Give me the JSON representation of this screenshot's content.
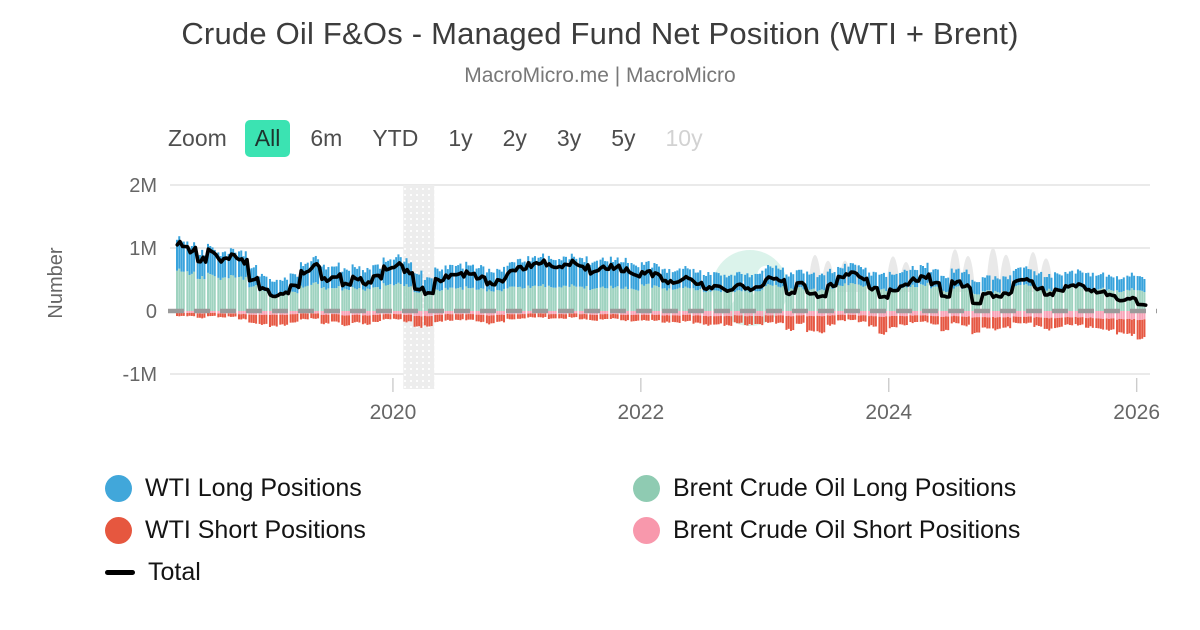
{
  "header": {
    "title": "Crude Oil F&Os - Managed Fund Net Position (WTI + Brent)",
    "subtitle": "MacroMicro.me | MacroMicro"
  },
  "toolbar": {
    "label": "Zoom",
    "buttons": [
      {
        "label": "All",
        "state": "selected"
      },
      {
        "label": "6m",
        "state": "normal"
      },
      {
        "label": "YTD",
        "state": "normal"
      },
      {
        "label": "1y",
        "state": "normal"
      },
      {
        "label": "2y",
        "state": "normal"
      },
      {
        "label": "3y",
        "state": "normal"
      },
      {
        "label": "5y",
        "state": "normal"
      },
      {
        "label": "10y",
        "state": "disabled"
      }
    ]
  },
  "watermark": {
    "name": "macromicro-logo-watermark",
    "circle_color": "#DBF3EB"
  },
  "chart_data": {
    "type": "stacked_bar_line_combo",
    "title": "Crude Oil F&Os - Managed Fund Net Position (WTI + Brent)",
    "xlabel": "",
    "ylabel": "Number",
    "values_in": "millions of contracts",
    "ylim_millions": [
      -1.25,
      2.1
    ],
    "grid": "horizontal",
    "legend_position": "bottom",
    "yticks": [
      {
        "label": "2M",
        "value": 2
      },
      {
        "label": "1M",
        "value": 1
      },
      {
        "label": "0",
        "value": 0
      },
      {
        "label": "-1M",
        "value": -1
      }
    ],
    "xticks": [
      {
        "label": "2020",
        "month": "2020-01"
      },
      {
        "label": "2022",
        "month": "2022-01"
      },
      {
        "label": "2024",
        "month": "2024-01"
      },
      {
        "label": "2026",
        "month": "2026-01"
      }
    ],
    "recession_band": {
      "from": "2020-02",
      "to": "2020-04"
    },
    "categories": [
      "2018-04",
      "2018-05",
      "2018-06",
      "2018-07",
      "2018-08",
      "2018-09",
      "2018-10",
      "2018-11",
      "2018-12",
      "2019-01",
      "2019-02",
      "2019-03",
      "2019-04",
      "2019-05",
      "2019-06",
      "2019-07",
      "2019-08",
      "2019-09",
      "2019-10",
      "2019-11",
      "2019-12",
      "2020-01",
      "2020-02",
      "2020-03",
      "2020-04",
      "2020-05",
      "2020-06",
      "2020-07",
      "2020-08",
      "2020-09",
      "2020-10",
      "2020-11",
      "2020-12",
      "2021-01",
      "2021-02",
      "2021-03",
      "2021-04",
      "2021-05",
      "2021-06",
      "2021-07",
      "2021-08",
      "2021-09",
      "2021-10",
      "2021-11",
      "2021-12",
      "2022-01",
      "2022-02",
      "2022-03",
      "2022-04",
      "2022-05",
      "2022-06",
      "2022-07",
      "2022-08",
      "2022-09",
      "2022-10",
      "2022-11",
      "2022-12",
      "2023-01",
      "2023-02",
      "2023-03",
      "2023-04",
      "2023-05",
      "2023-06",
      "2023-07",
      "2023-08",
      "2023-09",
      "2023-10",
      "2023-11",
      "2023-12",
      "2024-01",
      "2024-02",
      "2024-03",
      "2024-04",
      "2024-05",
      "2024-06",
      "2024-07",
      "2024-08",
      "2024-09",
      "2024-10",
      "2024-11",
      "2024-12",
      "2025-01",
      "2025-02",
      "2025-03",
      "2025-04",
      "2025-05",
      "2025-06",
      "2025-07",
      "2025-08",
      "2025-09",
      "2025-10",
      "2025-11",
      "2025-12",
      "2026-01"
    ],
    "series": [
      {
        "id": "brent_long",
        "name": "Brent Crude Oil Long Positions",
        "type": "bar",
        "stack": "long",
        "stack_order": 0,
        "color": "#9FD3C0",
        "values": [
          0.64,
          0.6,
          0.52,
          0.58,
          0.52,
          0.55,
          0.53,
          0.39,
          0.32,
          0.25,
          0.26,
          0.3,
          0.39,
          0.44,
          0.36,
          0.37,
          0.34,
          0.36,
          0.34,
          0.37,
          0.42,
          0.43,
          0.4,
          0.3,
          0.26,
          0.33,
          0.36,
          0.36,
          0.37,
          0.35,
          0.32,
          0.33,
          0.38,
          0.37,
          0.39,
          0.4,
          0.38,
          0.39,
          0.4,
          0.38,
          0.35,
          0.37,
          0.38,
          0.36,
          0.34,
          0.42,
          0.39,
          0.35,
          0.35,
          0.37,
          0.34,
          0.31,
          0.32,
          0.3,
          0.32,
          0.31,
          0.32,
          0.41,
          0.39,
          0.34,
          0.37,
          0.35,
          0.33,
          0.37,
          0.41,
          0.43,
          0.4,
          0.35,
          0.34,
          0.34,
          0.37,
          0.39,
          0.42,
          0.38,
          0.31,
          0.38,
          0.36,
          0.27,
          0.32,
          0.3,
          0.31,
          0.4,
          0.41,
          0.36,
          0.33,
          0.35,
          0.37,
          0.38,
          0.35,
          0.35,
          0.33,
          0.31,
          0.34,
          0.32
        ]
      },
      {
        "id": "wti_long",
        "name": "WTI Long Positions",
        "type": "bar",
        "stack": "long",
        "stack_order": 1,
        "color": "#38A3DC",
        "values": [
          0.49,
          0.45,
          0.39,
          0.44,
          0.4,
          0.41,
          0.4,
          0.3,
          0.24,
          0.23,
          0.24,
          0.28,
          0.36,
          0.4,
          0.34,
          0.35,
          0.31,
          0.34,
          0.31,
          0.35,
          0.39,
          0.43,
          0.39,
          0.3,
          0.26,
          0.33,
          0.35,
          0.36,
          0.37,
          0.35,
          0.31,
          0.33,
          0.38,
          0.43,
          0.45,
          0.46,
          0.45,
          0.45,
          0.46,
          0.45,
          0.42,
          0.44,
          0.44,
          0.43,
          0.39,
          0.35,
          0.34,
          0.3,
          0.29,
          0.31,
          0.29,
          0.27,
          0.28,
          0.26,
          0.28,
          0.26,
          0.28,
          0.29,
          0.29,
          0.24,
          0.27,
          0.25,
          0.24,
          0.26,
          0.29,
          0.31,
          0.29,
          0.25,
          0.24,
          0.25,
          0.26,
          0.28,
          0.3,
          0.27,
          0.23,
          0.27,
          0.26,
          0.2,
          0.23,
          0.22,
          0.23,
          0.27,
          0.27,
          0.24,
          0.22,
          0.24,
          0.25,
          0.25,
          0.24,
          0.23,
          0.22,
          0.21,
          0.23,
          0.22
        ]
      },
      {
        "id": "brent_short",
        "name": "Brent Crude Oil Short Positions",
        "type": "bar",
        "stack": "short",
        "stack_order": 0,
        "color": "#F8A4B8",
        "values": [
          -0.03,
          -0.03,
          -0.04,
          -0.03,
          -0.04,
          -0.04,
          -0.05,
          -0.06,
          -0.06,
          -0.06,
          -0.06,
          -0.05,
          -0.04,
          -0.04,
          -0.06,
          -0.05,
          -0.07,
          -0.06,
          -0.07,
          -0.06,
          -0.05,
          -0.05,
          -0.06,
          -0.08,
          -0.08,
          -0.06,
          -0.05,
          -0.05,
          -0.05,
          -0.06,
          -0.07,
          -0.06,
          -0.05,
          -0.05,
          -0.04,
          -0.04,
          -0.05,
          -0.05,
          -0.04,
          -0.05,
          -0.06,
          -0.05,
          -0.05,
          -0.06,
          -0.06,
          -0.06,
          -0.06,
          -0.07,
          -0.07,
          -0.06,
          -0.07,
          -0.08,
          -0.08,
          -0.08,
          -0.07,
          -0.08,
          -0.08,
          -0.07,
          -0.07,
          -0.08,
          -0.07,
          -0.08,
          -0.08,
          -0.07,
          -0.06,
          -0.06,
          -0.07,
          -0.08,
          -0.09,
          -0.08,
          -0.08,
          -0.07,
          -0.07,
          -0.08,
          -0.09,
          -0.08,
          -0.09,
          -0.1,
          -0.1,
          -0.1,
          -0.1,
          -0.09,
          -0.09,
          -0.1,
          -0.11,
          -0.11,
          -0.1,
          -0.1,
          -0.11,
          -0.12,
          -0.12,
          -0.13,
          -0.13,
          -0.14
        ]
      },
      {
        "id": "wti_short",
        "name": "WTI Short Positions",
        "type": "bar",
        "stack": "short",
        "stack_order": 1,
        "color": "#E65843",
        "values": [
          -0.05,
          -0.05,
          -0.07,
          -0.05,
          -0.06,
          -0.05,
          -0.08,
          -0.13,
          -0.15,
          -0.18,
          -0.16,
          -0.13,
          -0.09,
          -0.08,
          -0.14,
          -0.12,
          -0.16,
          -0.12,
          -0.14,
          -0.11,
          -0.08,
          -0.08,
          -0.11,
          -0.17,
          -0.16,
          -0.11,
          -0.1,
          -0.09,
          -0.09,
          -0.11,
          -0.13,
          -0.11,
          -0.08,
          -0.07,
          -0.06,
          -0.06,
          -0.07,
          -0.07,
          -0.06,
          -0.08,
          -0.09,
          -0.08,
          -0.07,
          -0.09,
          -0.1,
          -0.09,
          -0.09,
          -0.11,
          -0.11,
          -0.1,
          -0.12,
          -0.14,
          -0.13,
          -0.15,
          -0.12,
          -0.14,
          -0.13,
          -0.11,
          -0.12,
          -0.22,
          -0.13,
          -0.24,
          -0.26,
          -0.15,
          -0.09,
          -0.08,
          -0.1,
          -0.16,
          -0.27,
          -0.18,
          -0.14,
          -0.11,
          -0.1,
          -0.13,
          -0.22,
          -0.11,
          -0.14,
          -0.25,
          -0.17,
          -0.19,
          -0.16,
          -0.1,
          -0.1,
          -0.14,
          -0.18,
          -0.15,
          -0.12,
          -0.12,
          -0.15,
          -0.16,
          -0.18,
          -0.22,
          -0.24,
          -0.3
        ]
      },
      {
        "id": "total",
        "name": "Total",
        "type": "line",
        "color": "#000000",
        "values": [
          1.05,
          0.97,
          0.8,
          0.94,
          0.82,
          0.87,
          0.8,
          0.5,
          0.35,
          0.24,
          0.28,
          0.4,
          0.62,
          0.72,
          0.5,
          0.55,
          0.42,
          0.52,
          0.44,
          0.55,
          0.68,
          0.73,
          0.62,
          0.35,
          0.28,
          0.49,
          0.56,
          0.58,
          0.6,
          0.53,
          0.43,
          0.49,
          0.63,
          0.68,
          0.74,
          0.76,
          0.71,
          0.72,
          0.76,
          0.7,
          0.62,
          0.68,
          0.7,
          0.64,
          0.57,
          0.62,
          0.58,
          0.47,
          0.46,
          0.52,
          0.44,
          0.36,
          0.39,
          0.33,
          0.41,
          0.35,
          0.39,
          0.52,
          0.49,
          0.28,
          0.44,
          0.28,
          0.23,
          0.41,
          0.55,
          0.6,
          0.52,
          0.36,
          0.22,
          0.33,
          0.41,
          0.49,
          0.55,
          0.44,
          0.23,
          0.46,
          0.39,
          0.12,
          0.28,
          0.23,
          0.28,
          0.48,
          0.49,
          0.36,
          0.26,
          0.33,
          0.4,
          0.41,
          0.33,
          0.3,
          0.25,
          0.17,
          0.2,
          0.1
        ]
      }
    ]
  },
  "legend": {
    "columns": [
      {
        "items": [
          {
            "id": "wti_long",
            "label": "WTI Long Positions",
            "swatch": "circle",
            "color": "#41A7DA"
          },
          {
            "id": "wti_short",
            "label": "WTI Short Positions",
            "swatch": "circle",
            "color": "#E6573F"
          },
          {
            "id": "total",
            "label": "Total",
            "swatch": "line",
            "color": "#000000"
          }
        ]
      },
      {
        "items": [
          {
            "id": "brent_long",
            "label": "Brent Crude Oil Long Positions",
            "swatch": "circle",
            "color": "#8FCBB2"
          },
          {
            "id": "brent_short",
            "label": "Brent Crude Oil Short Positions",
            "swatch": "circle",
            "color": "#F898AC"
          }
        ]
      }
    ]
  }
}
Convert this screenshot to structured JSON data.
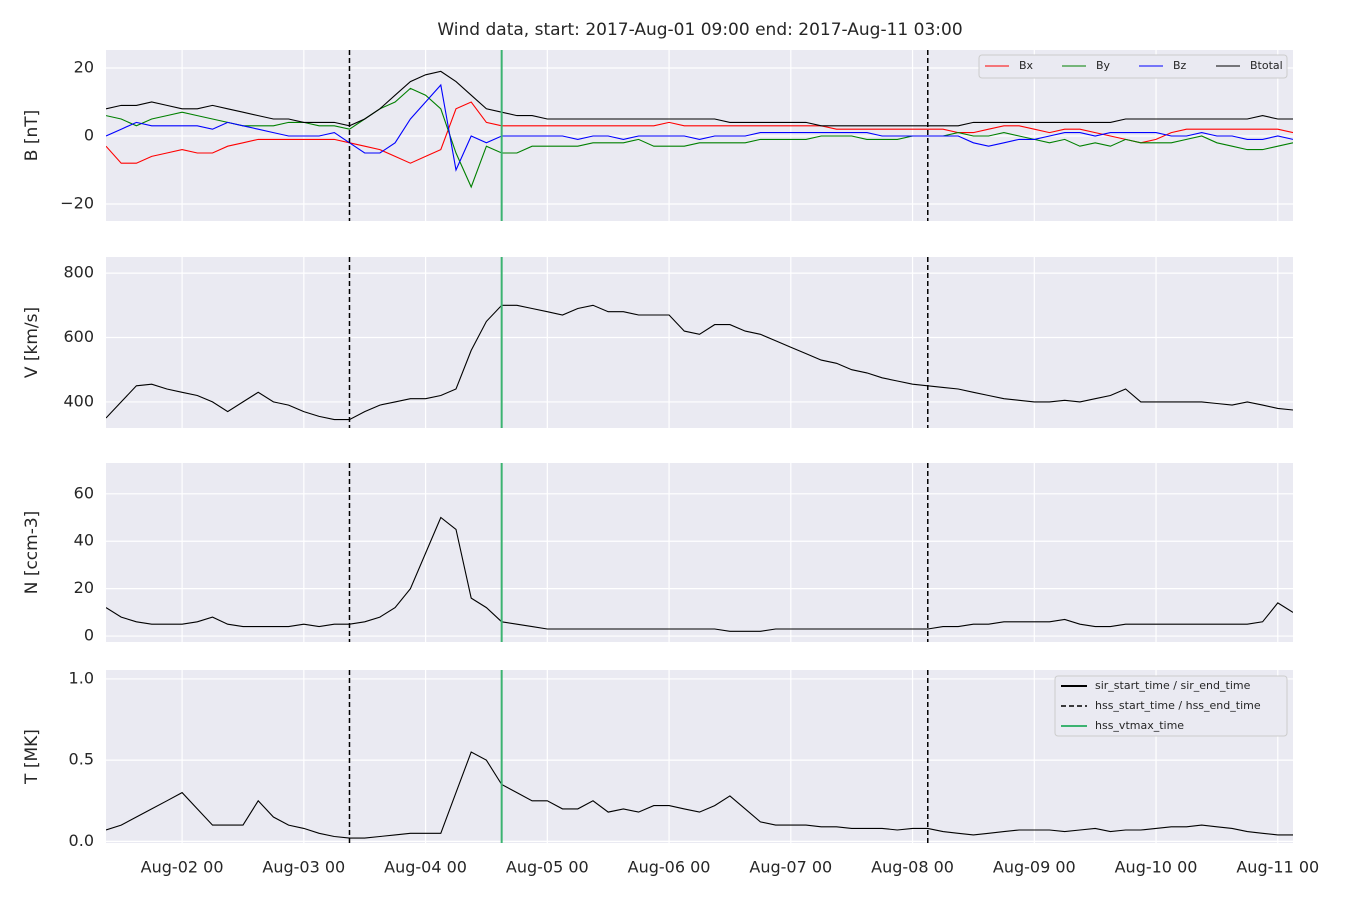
━━━━━━━━━━
- **WHAT TO WORK ON**
Count every line in the listing above that holds "JSON", then report only the count.

- **SOLUTION**
2